▼
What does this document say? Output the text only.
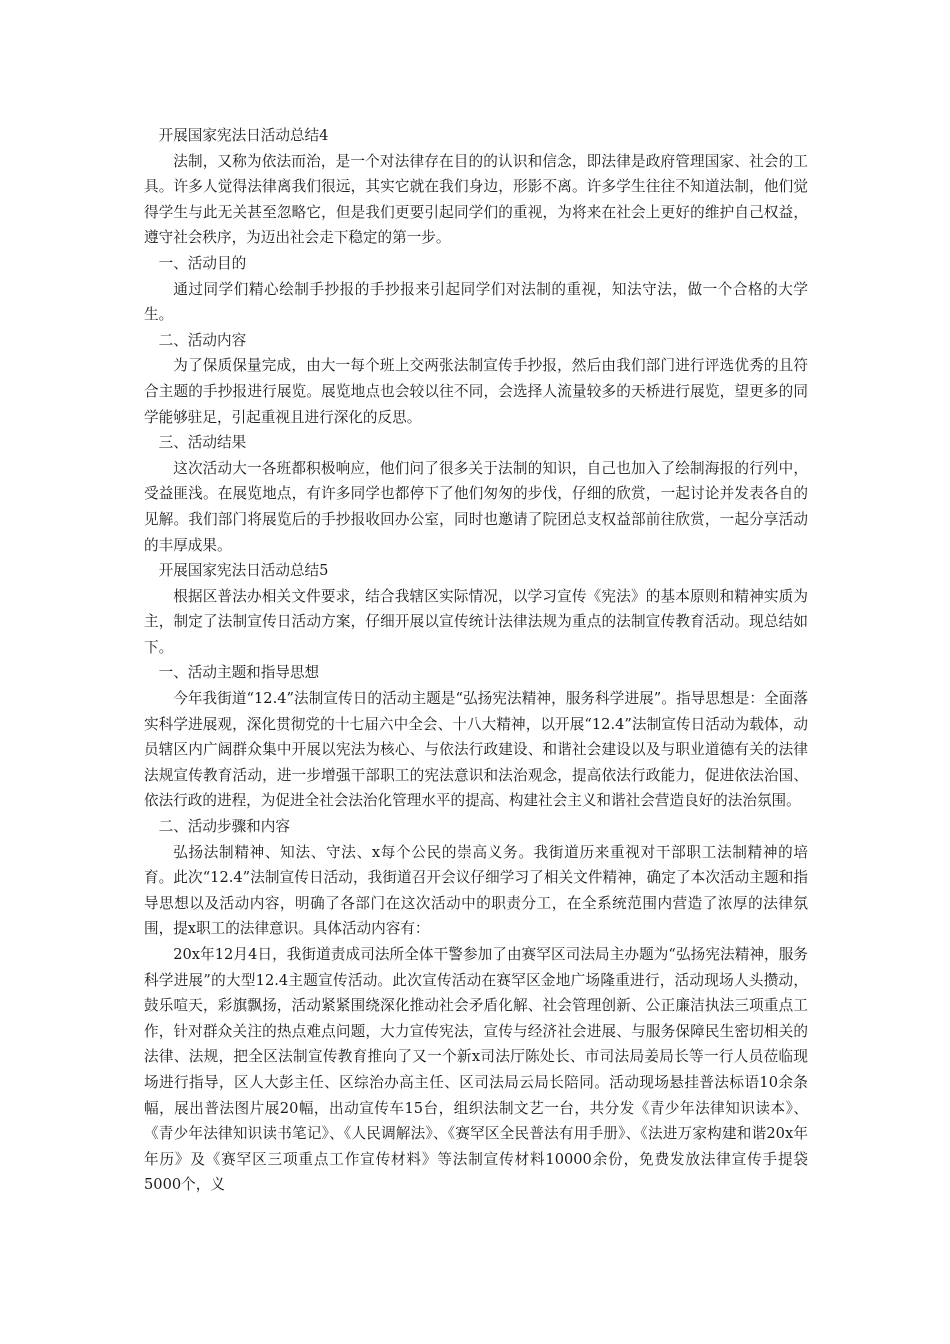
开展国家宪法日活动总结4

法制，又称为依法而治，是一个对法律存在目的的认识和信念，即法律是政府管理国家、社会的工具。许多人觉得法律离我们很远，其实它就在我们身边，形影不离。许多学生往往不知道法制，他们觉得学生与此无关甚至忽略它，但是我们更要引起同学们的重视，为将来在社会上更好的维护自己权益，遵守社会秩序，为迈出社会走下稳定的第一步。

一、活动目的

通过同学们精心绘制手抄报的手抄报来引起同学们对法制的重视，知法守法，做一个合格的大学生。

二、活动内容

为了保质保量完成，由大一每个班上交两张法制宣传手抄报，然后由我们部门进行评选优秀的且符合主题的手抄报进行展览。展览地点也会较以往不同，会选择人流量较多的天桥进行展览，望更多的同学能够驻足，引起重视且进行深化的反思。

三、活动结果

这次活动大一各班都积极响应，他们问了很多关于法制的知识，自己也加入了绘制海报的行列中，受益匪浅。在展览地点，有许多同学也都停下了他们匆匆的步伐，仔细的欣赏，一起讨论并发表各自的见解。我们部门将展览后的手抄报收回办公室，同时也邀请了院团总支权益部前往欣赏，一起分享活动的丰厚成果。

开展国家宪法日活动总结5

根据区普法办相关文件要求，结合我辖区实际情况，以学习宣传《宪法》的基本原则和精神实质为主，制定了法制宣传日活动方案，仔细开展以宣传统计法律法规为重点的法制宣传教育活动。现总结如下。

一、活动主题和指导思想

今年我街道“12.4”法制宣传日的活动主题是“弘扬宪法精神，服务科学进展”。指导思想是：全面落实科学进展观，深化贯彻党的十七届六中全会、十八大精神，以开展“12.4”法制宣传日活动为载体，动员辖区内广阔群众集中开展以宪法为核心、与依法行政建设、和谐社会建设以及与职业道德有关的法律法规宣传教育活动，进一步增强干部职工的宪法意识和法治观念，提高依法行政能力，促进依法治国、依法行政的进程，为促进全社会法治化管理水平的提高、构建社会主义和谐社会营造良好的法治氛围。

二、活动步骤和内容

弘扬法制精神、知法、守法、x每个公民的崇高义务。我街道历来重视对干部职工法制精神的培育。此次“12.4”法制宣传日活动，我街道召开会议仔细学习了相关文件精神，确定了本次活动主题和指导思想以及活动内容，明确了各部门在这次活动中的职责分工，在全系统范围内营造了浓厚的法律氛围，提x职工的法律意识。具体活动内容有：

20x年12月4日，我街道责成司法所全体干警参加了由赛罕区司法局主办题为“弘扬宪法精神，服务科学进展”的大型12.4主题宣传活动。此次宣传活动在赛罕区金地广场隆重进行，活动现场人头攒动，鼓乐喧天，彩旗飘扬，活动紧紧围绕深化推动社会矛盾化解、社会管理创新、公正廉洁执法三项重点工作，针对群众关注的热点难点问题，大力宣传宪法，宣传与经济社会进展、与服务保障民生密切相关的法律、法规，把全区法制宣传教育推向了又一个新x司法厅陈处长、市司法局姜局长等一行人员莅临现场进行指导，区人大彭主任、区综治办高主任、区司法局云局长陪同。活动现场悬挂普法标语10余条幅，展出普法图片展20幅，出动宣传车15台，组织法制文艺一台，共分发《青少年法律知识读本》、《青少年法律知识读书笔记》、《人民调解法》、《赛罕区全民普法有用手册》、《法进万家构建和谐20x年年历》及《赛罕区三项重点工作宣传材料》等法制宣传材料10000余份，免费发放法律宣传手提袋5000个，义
▲
Set down every record once more, word for word, without pictures.

**RESPONSE TO THE TASK:**
What does this document say? Output the text only.
开展国家宪法日活动总结4

法制，又称为依法而治，是一个对法律存在目的的认识和信念，即法律是政府管理国家、社会的工具。许多人觉得法律离我们很远，其实它就在我们身边，形影不离。许多学生往往不知道法制，他们觉得学生与此无关甚至忽略它，但是我们更要引起同学们的重视，为将来在社会上更好的维护自己权益，遵守社会秩序，为迈出社会走下稳定的第一步。

一、活动目的

通过同学们精心绘制手抄报的手抄报来引起同学们对法制的重视，知法守法，做一个合格的大学生。

二、活动内容

为了保质保量完成，由大一每个班上交两张法制宣传手抄报，然后由我们部门进行评选优秀的且符合主题的手抄报进行展览。展览地点也会较以往不同，会选择人流量较多的天桥进行展览，望更多的同学能够驻足，引起重视且进行深化的反思。

三、活动结果

这次活动大一各班都积极响应，他们问了很多关于法制的知识，自己也加入了绘制海报的行列中，受益匪浅。在展览地点，有许多同学也都停下了他们匆匆的步伐，仔细的欣赏，一起讨论并发表各自的见解。我们部门将展览后的手抄报收回办公室，同时也邀请了院团总支权益部前往欣赏，一起分享活动的丰厚成果。

开展国家宪法日活动总结5

根据区普法办相关文件要求，结合我辖区实际情况，以学习宣传《宪法》的基本原则和精神实质为主，制定了法制宣传日活动方案，仔细开展以宣传统计法律法规为重点的法制宣传教育活动。现总结如下。

一、活动主题和指导思想

今年我街道“12.4”法制宣传日的活动主题是“弘扬宪法精神，服务科学进展”。指导思想是：全面落实科学进展观，深化贯彻党的十七届六中全会、十八大精神，以开展“12.4”法制宣传日活动为载体，动员辖区内广阔群众集中开展以宪法为核心、与依法行政建设、和谐社会建设以及与职业道德有关的法律法规宣传教育活动，进一步增强干部职工的宪法意识和法治观念，提高依法行政能力，促进依法治国、依法行政的进程，为促进全社会法治化管理水平的提高、构建社会主义和谐社会营造良好的法治氛围。

二、活动步骤和内容

弘扬法制精神、知法、守法、x每个公民的崇高义务。我街道历来重视对干部职工法制精神的培育。此次“12.4”法制宣传日活动，我街道召开会议仔细学习了相关文件精神，确定了本次活动主题和指导思想以及活动内容，明确了各部门在这次活动中的职责分工，在全系统范围内营造了浓厚的法律氛围，提x职工的法律意识。具体活动内容有：

20x年12月4日，我街道责成司法所全体干警参加了由赛罕区司法局主办题为“弘扬宪法精神，服务科学进展”的大型12.4主题宣传活动。此次宣传活动在赛罕区金地广场隆重进行，活动现场人头攒动，鼓乐喧天，彩旗飘扬，活动紧紧围绕深化推动社会矛盾化解、社会管理创新、公正廉洁执法三项重点工作，针对群众关注的热点难点问题，大力宣传宪法，宣传与经济社会进展、与服务保障民生密切相关的法律、法规，把全区法制宣传教育推向了又一个新x司法厅陈处长、市司法局姜局长等一行人员莅临现场进行指导，区人大彭主任、区综治办高主任、区司法局云局长陪同。活动现场悬挂普法标语10余条幅，展出普法图片展20幅，出动宣传车15台，组织法制文艺一台，共分发《青少年法律知识读本》、《青少年法律知识读书笔记》、《人民调解法》、《赛罕区全民普法有用手册》、《法进万家构建和谐20x年年历》及《赛罕区三项重点工作宣传材料》等法制宣传材料10000余份，免费发放法律宣传手提袋5000个，义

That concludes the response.